▶ _Problem to solve_:
Give an exact transcription of every line, dropping the images.

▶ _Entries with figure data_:
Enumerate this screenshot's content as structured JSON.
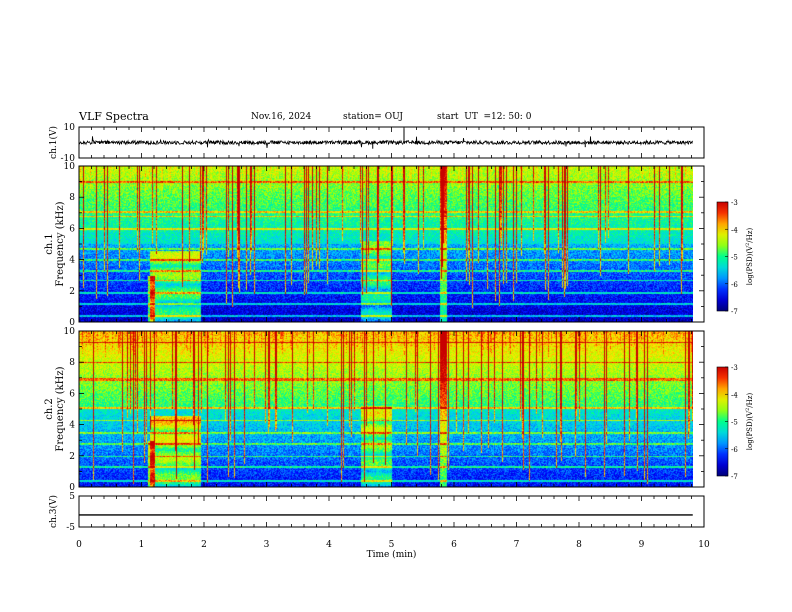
{
  "header": {
    "title": "VLF Spectra",
    "date": "Nov.16, 2024",
    "station": "station= OUJ",
    "start_label": "start  UT  =",
    "start_time": "12: 50: 0"
  },
  "chart_data": [
    {
      "type": "line",
      "name": "ch1-waveform",
      "ylabel": "ch.1(V)",
      "ylim": [
        -10,
        10
      ],
      "ytick_labels": [
        "-10",
        "10"
      ],
      "xlim": [
        0,
        10
      ],
      "data_extent": [
        0,
        9.82
      ],
      "approx_level": 0,
      "approx_amplitude": 1.2
    },
    {
      "type": "heatmap",
      "name": "ch1-spectrogram",
      "ylabel": "ch.1 Frequency (kHz)",
      "ylim": [
        0,
        10
      ],
      "ytick_labels": [
        "0",
        "2",
        "4",
        "6",
        "8",
        "10"
      ],
      "xlim": [
        0,
        10
      ],
      "data_extent": [
        0,
        9.82
      ],
      "colorbar": {
        "label": "log(PSD)(V^2/Hz)",
        "range": [
          -7,
          -3
        ],
        "tick_labels": [
          "-3",
          "-4",
          "-5",
          "-6",
          "-7"
        ]
      }
    },
    {
      "type": "heatmap",
      "name": "ch2-spectrogram",
      "ylabel": "ch.2 Frequency (kHz)",
      "ylim": [
        0,
        10
      ],
      "ytick_labels": [
        "0",
        "2",
        "4",
        "6",
        "8",
        "10"
      ],
      "xlim": [
        0,
        10
      ],
      "data_extent": [
        0,
        9.82
      ],
      "colorbar": {
        "label": "log(PSD)(V^2/Hz)",
        "range": [
          -7,
          -3
        ],
        "tick_labels": [
          "-3",
          "-4",
          "-5",
          "-6",
          "-7"
        ]
      }
    },
    {
      "type": "line",
      "name": "ch3-waveform",
      "ylabel": "ch.3(V)",
      "ylim": [
        -5,
        5
      ],
      "ytick_labels": [
        "-5",
        "5"
      ],
      "xlim": [
        0,
        10
      ],
      "data_extent": [
        0,
        9.82
      ],
      "approx_level": -1.1
    }
  ],
  "xaxis": {
    "label": "Time  (min)",
    "tick_labels": [
      "0",
      "1",
      "2",
      "3",
      "4",
      "5",
      "6",
      "7",
      "8",
      "9",
      "10"
    ]
  },
  "colorbar_label_parts": {
    "prefix": "log(PSD)(V",
    "sup": "2",
    "suffix": "/Hz)"
  }
}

▶ _Response below_:
Enumerate this screenshot's content as structured JSON.
{
  "header": {
    "title": "VLF Spectra",
    "date": "Nov.16, 2024",
    "station": "station= OUJ",
    "start_label": "start  UT  =",
    "start_time": "12: 50: 0"
  },
  "chart_data": [
    {
      "type": "line",
      "name": "ch1-waveform",
      "ylabel": "ch.1(V)",
      "ylim": [
        -10,
        10
      ],
      "ytick_labels": [
        "-10",
        "10"
      ],
      "xlim": [
        0,
        10
      ],
      "data_extent": [
        0,
        9.82
      ],
      "approx_level": 0,
      "approx_amplitude": 1.2
    },
    {
      "type": "heatmap",
      "name": "ch1-spectrogram",
      "ylabel": "ch.1 Frequency (kHz)",
      "ylim": [
        0,
        10
      ],
      "ytick_labels": [
        "0",
        "2",
        "4",
        "6",
        "8",
        "10"
      ],
      "xlim": [
        0,
        10
      ],
      "data_extent": [
        0,
        9.82
      ],
      "colorbar": {
        "label": "log(PSD)(V^2/Hz)",
        "range": [
          -7,
          -3
        ],
        "tick_labels": [
          "-3",
          "-4",
          "-5",
          "-6",
          "-7"
        ]
      }
    },
    {
      "type": "heatmap",
      "name": "ch2-spectrogram",
      "ylabel": "ch.2 Frequency (kHz)",
      "ylim": [
        0,
        10
      ],
      "ytick_labels": [
        "0",
        "2",
        "4",
        "6",
        "8",
        "10"
      ],
      "xlim": [
        0,
        10
      ],
      "data_extent": [
        0,
        9.82
      ],
      "colorbar": {
        "label": "log(PSD)(V^2/Hz)",
        "range": [
          -7,
          -3
        ],
        "tick_labels": [
          "-3",
          "-4",
          "-5",
          "-6",
          "-7"
        ]
      }
    },
    {
      "type": "line",
      "name": "ch3-waveform",
      "ylabel": "ch.3(V)",
      "ylim": [
        -5,
        5
      ],
      "ytick_labels": [
        "-5",
        "5"
      ],
      "xlim": [
        0,
        10
      ],
      "data_extent": [
        0,
        9.82
      ],
      "approx_level": -1.1
    }
  ],
  "xaxis": {
    "label": "Time  (min)",
    "tick_labels": [
      "0",
      "1",
      "2",
      "3",
      "4",
      "5",
      "6",
      "7",
      "8",
      "9",
      "10"
    ]
  },
  "colorbar_label_parts": {
    "prefix": "log(PSD)(V",
    "sup": "2",
    "suffix": "/Hz)"
  }
}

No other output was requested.